→ SUPPLIED ENTRIES:
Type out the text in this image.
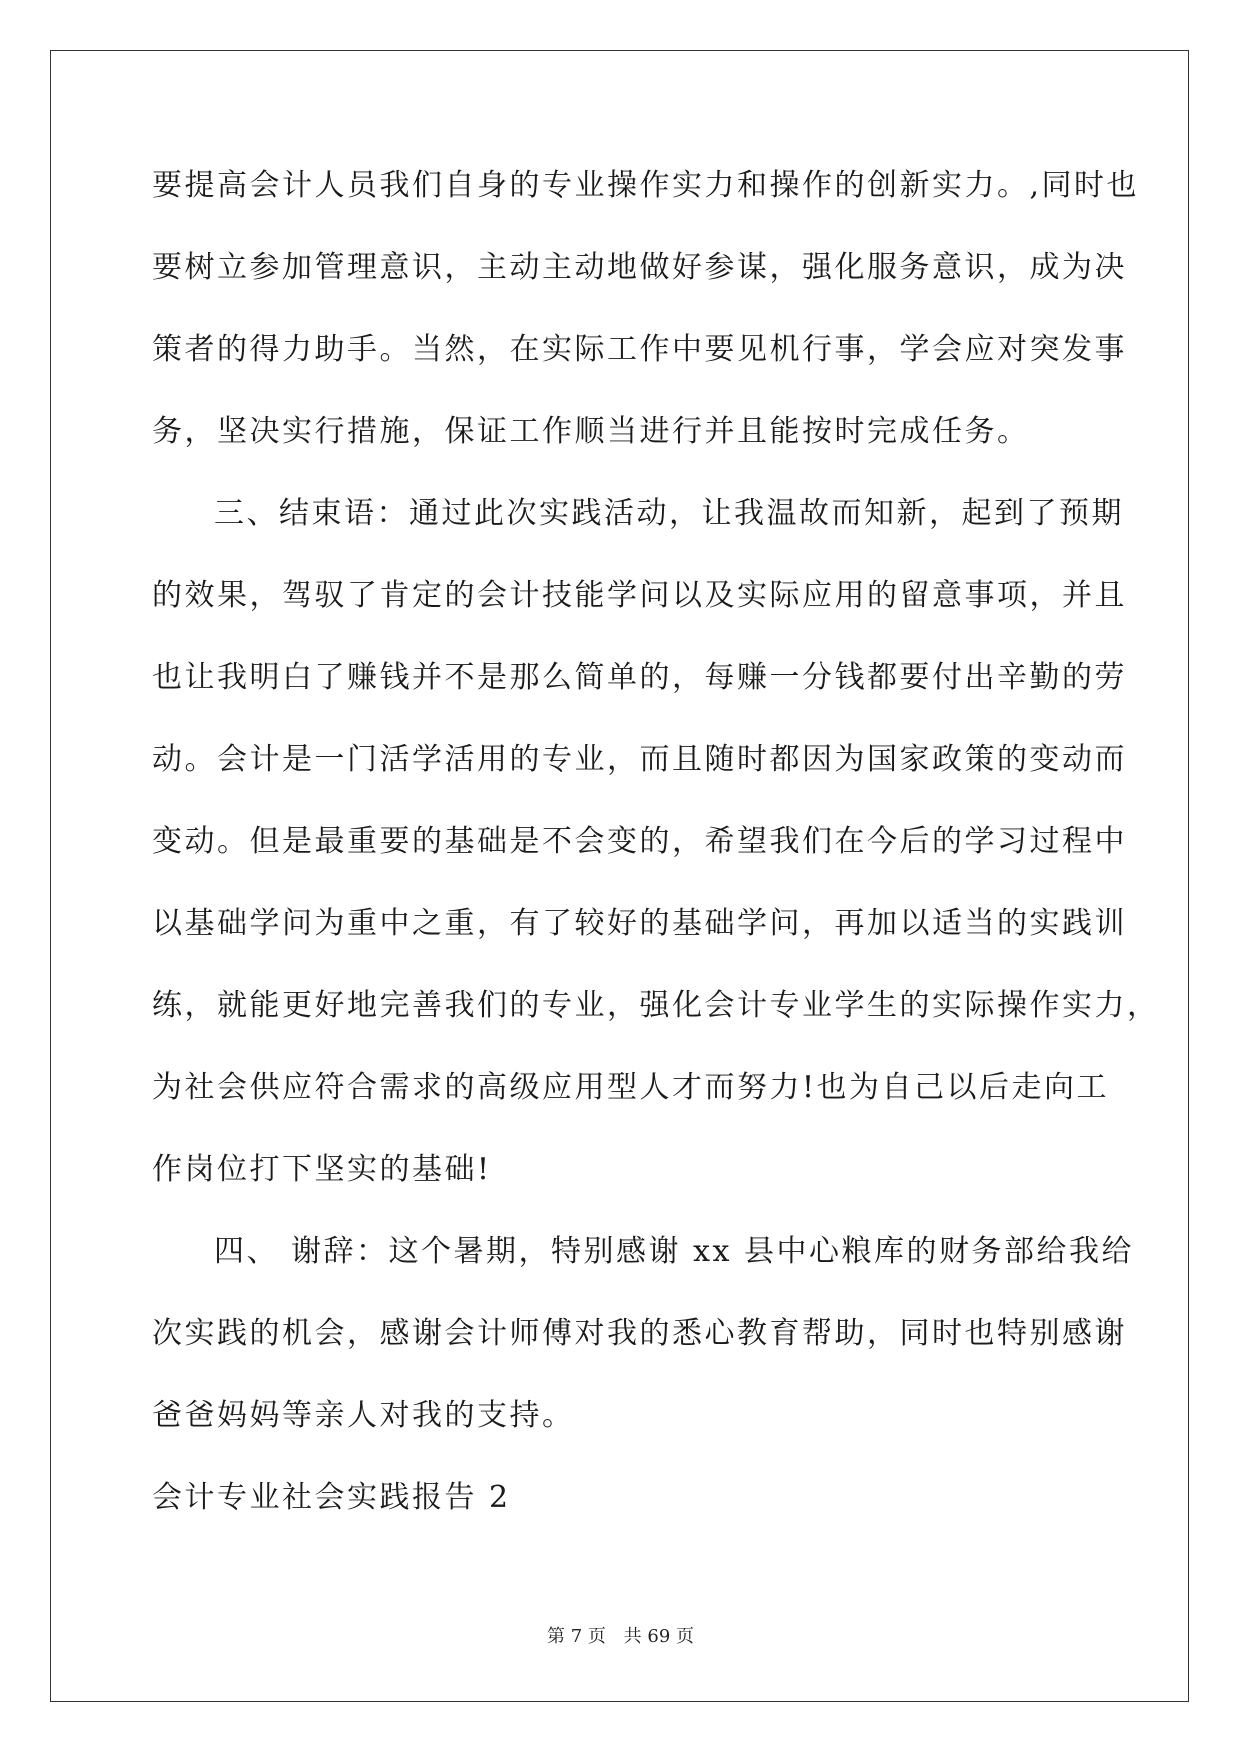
要提高会计人员我们自身的专业操作实力和操作的创新实力。,同时也
要树立参加管理意识，主动主动地做好参谋，强化服务意识，成为决
策者的得力助手。当然，在实际工作中要见机行事，学会应对突发事
务，坚决实行措施，保证工作顺当进行并且能按时完成任务。
三、结束语：通过此次实践活动，让我温故而知新，起到了预期
的效果，驾驭了肯定的会计技能学问以及实际应用的留意事项，并且
也让我明白了赚钱并不是那么简单的，每赚一分钱都要付出辛勤的劳
动。会计是一门活学活用的专业，而且随时都因为国家政策的变动而
变动。但是最重要的基础是不会变的，希望我们在今后的学习过程中
以基础学问为重中之重，有了较好的基础学问，再加以适当的实践训
练，就能更好地完善我们的专业，强化会计专业学生的实际操作实力，
为社会供应符合需求的高级应用型人才而努力!也为自己以后走向工
作岗位打下坚实的基础!
四、 谢辞：这个暑期，特别感谢 xx 县中心粮库的财务部给我给
次实践的机会，感谢会计师傅对我的悉心教育帮助，同时也特别感谢
爸爸妈妈等亲人对我的支持。
会计专业社会实践报告 2
第 7 页 共 69 页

→ TASK BRIEF:
Reproduce every entry word for word, but omit the pictures.

→ CORRECT OUTPUT:
Type out the text in this image.
要提高会计人员我们自身的专业操作实力和操作的创新实力。,同时也
要树立参加管理意识，主动主动地做好参谋，强化服务意识，成为决
策者的得力助手。当然，在实际工作中要见机行事，学会应对突发事
务，坚决实行措施，保证工作顺当进行并且能按时完成任务。
三、结束语：通过此次实践活动，让我温故而知新，起到了预期
的效果，驾驭了肯定的会计技能学问以及实际应用的留意事项，并且
也让我明白了赚钱并不是那么简单的，每赚一分钱都要付出辛勤的劳
动。会计是一门活学活用的专业，而且随时都因为国家政策的变动而
变动。但是最重要的基础是不会变的，希望我们在今后的学习过程中
以基础学问为重中之重，有了较好的基础学问，再加以适当的实践训
练，就能更好地完善我们的专业，强化会计专业学生的实际操作实力，
为社会供应符合需求的高级应用型人才而努力!也为自己以后走向工
作岗位打下坚实的基础!
四、 谢辞：这个暑期，特别感谢 xx 县中心粮库的财务部给我给
次实践的机会，感谢会计师傅对我的悉心教育帮助，同时也特别感谢
爸爸妈妈等亲人对我的支持。
会计专业社会实践报告 2
第 7 页 共 69 页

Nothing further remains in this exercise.